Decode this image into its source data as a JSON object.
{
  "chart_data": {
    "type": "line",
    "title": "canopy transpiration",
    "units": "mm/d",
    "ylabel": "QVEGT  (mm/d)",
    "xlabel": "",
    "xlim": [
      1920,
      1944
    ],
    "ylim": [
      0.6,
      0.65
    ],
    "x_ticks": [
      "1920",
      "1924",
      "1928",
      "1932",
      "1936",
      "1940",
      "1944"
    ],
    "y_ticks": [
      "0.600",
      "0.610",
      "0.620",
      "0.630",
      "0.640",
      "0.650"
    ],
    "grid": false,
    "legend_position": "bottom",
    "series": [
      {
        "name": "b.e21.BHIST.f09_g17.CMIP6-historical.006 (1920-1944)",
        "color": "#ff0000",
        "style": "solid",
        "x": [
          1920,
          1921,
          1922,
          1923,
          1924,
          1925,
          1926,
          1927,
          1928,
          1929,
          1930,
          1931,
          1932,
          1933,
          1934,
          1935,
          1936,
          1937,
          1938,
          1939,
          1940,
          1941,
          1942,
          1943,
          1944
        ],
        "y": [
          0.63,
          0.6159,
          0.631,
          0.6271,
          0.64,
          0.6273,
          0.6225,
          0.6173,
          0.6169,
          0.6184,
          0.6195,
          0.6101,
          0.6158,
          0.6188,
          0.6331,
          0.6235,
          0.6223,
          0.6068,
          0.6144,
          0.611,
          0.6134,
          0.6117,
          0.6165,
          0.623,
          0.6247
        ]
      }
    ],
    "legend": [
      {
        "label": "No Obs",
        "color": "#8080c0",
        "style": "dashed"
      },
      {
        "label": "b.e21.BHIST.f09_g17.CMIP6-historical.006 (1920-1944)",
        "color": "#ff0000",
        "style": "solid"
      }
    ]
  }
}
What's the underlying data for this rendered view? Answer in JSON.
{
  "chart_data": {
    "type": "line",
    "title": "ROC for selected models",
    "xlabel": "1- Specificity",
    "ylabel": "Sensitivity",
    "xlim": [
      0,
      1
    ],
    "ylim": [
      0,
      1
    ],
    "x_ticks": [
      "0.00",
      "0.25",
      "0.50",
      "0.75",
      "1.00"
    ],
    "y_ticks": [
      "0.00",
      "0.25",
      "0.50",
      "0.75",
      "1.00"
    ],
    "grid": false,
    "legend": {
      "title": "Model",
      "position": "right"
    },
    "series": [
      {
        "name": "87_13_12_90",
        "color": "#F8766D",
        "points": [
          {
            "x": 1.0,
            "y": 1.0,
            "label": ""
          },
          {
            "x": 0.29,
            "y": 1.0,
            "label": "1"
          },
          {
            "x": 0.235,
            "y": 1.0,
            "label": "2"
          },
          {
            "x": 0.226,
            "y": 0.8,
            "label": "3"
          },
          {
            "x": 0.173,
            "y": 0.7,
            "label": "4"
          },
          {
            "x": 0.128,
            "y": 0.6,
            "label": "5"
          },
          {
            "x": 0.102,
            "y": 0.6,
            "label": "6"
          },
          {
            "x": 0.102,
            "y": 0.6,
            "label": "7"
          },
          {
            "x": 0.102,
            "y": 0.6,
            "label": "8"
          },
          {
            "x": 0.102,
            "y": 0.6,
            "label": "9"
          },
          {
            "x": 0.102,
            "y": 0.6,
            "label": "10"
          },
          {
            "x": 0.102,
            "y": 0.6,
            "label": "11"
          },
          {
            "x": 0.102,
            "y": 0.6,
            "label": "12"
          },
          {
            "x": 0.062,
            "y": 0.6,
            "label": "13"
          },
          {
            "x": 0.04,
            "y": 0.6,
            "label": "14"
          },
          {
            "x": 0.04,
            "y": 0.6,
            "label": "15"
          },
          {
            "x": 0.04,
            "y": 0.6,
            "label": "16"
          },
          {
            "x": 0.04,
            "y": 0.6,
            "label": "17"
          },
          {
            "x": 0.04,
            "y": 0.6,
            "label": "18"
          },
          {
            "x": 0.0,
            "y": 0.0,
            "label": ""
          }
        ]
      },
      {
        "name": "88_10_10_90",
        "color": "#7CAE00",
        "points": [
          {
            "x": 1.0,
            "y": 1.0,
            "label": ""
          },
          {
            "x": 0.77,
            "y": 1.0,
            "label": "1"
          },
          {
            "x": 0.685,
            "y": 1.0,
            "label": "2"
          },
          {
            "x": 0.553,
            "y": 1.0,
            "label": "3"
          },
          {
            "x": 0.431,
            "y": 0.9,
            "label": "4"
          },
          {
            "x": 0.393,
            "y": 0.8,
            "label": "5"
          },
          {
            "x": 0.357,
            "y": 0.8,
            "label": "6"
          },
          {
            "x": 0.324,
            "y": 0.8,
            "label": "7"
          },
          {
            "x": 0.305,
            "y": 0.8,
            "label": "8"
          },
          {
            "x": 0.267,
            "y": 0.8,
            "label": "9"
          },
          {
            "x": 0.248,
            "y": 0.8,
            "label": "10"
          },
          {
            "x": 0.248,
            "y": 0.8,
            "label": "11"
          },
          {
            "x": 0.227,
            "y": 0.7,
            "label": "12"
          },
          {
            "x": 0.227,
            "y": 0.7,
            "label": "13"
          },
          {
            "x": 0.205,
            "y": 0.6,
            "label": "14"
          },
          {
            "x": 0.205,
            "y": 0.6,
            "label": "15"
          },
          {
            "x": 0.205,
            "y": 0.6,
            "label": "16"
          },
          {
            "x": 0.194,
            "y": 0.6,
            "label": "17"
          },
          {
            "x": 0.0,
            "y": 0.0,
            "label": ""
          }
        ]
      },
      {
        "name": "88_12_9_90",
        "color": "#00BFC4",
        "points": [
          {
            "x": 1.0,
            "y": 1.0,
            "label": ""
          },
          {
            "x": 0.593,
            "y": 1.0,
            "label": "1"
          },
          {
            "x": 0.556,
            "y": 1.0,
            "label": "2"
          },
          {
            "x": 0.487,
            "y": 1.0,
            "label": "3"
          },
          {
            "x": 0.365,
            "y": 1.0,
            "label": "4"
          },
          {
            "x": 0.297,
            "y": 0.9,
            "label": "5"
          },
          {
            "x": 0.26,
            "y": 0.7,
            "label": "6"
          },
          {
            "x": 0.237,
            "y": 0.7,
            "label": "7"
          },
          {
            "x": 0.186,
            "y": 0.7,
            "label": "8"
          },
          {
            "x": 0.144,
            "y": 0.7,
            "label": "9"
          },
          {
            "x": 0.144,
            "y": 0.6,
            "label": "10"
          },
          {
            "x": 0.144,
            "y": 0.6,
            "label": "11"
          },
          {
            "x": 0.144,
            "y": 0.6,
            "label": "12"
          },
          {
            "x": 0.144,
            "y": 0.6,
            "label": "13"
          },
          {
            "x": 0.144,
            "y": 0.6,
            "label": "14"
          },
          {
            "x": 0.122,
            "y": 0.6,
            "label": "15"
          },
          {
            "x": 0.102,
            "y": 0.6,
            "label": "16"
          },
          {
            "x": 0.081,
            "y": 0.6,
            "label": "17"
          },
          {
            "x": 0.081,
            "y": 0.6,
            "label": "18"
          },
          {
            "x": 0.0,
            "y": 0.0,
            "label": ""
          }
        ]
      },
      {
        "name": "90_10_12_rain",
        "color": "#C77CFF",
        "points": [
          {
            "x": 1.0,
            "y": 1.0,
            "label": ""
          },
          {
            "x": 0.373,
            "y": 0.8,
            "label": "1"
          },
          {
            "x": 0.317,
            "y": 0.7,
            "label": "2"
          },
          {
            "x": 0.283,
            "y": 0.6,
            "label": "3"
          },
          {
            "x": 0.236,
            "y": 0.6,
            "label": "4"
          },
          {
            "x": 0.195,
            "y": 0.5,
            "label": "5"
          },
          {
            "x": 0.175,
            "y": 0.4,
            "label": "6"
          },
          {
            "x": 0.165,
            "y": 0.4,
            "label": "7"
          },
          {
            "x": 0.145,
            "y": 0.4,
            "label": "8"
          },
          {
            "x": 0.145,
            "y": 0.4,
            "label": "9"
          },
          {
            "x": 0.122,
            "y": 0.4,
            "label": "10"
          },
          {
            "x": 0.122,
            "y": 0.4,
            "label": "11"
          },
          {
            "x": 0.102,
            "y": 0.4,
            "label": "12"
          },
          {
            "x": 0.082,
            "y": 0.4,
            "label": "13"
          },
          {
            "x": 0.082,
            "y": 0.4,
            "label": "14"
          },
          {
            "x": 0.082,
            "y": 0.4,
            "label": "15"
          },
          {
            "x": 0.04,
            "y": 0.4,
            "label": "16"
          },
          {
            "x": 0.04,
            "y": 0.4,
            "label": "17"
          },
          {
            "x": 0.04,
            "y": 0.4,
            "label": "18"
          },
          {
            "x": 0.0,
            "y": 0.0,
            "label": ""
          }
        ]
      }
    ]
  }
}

Requirements: Locate all lines in the listing above with the word "BHIST" and copy them.

Exercise result:
        "name": "b.e21.BHIST.f09_g17.CMIP6-historical.006 (1920-1944)",
        "label": "b.e21.BHIST.f09_g17.CMIP6-historical.006 (1920-1944)",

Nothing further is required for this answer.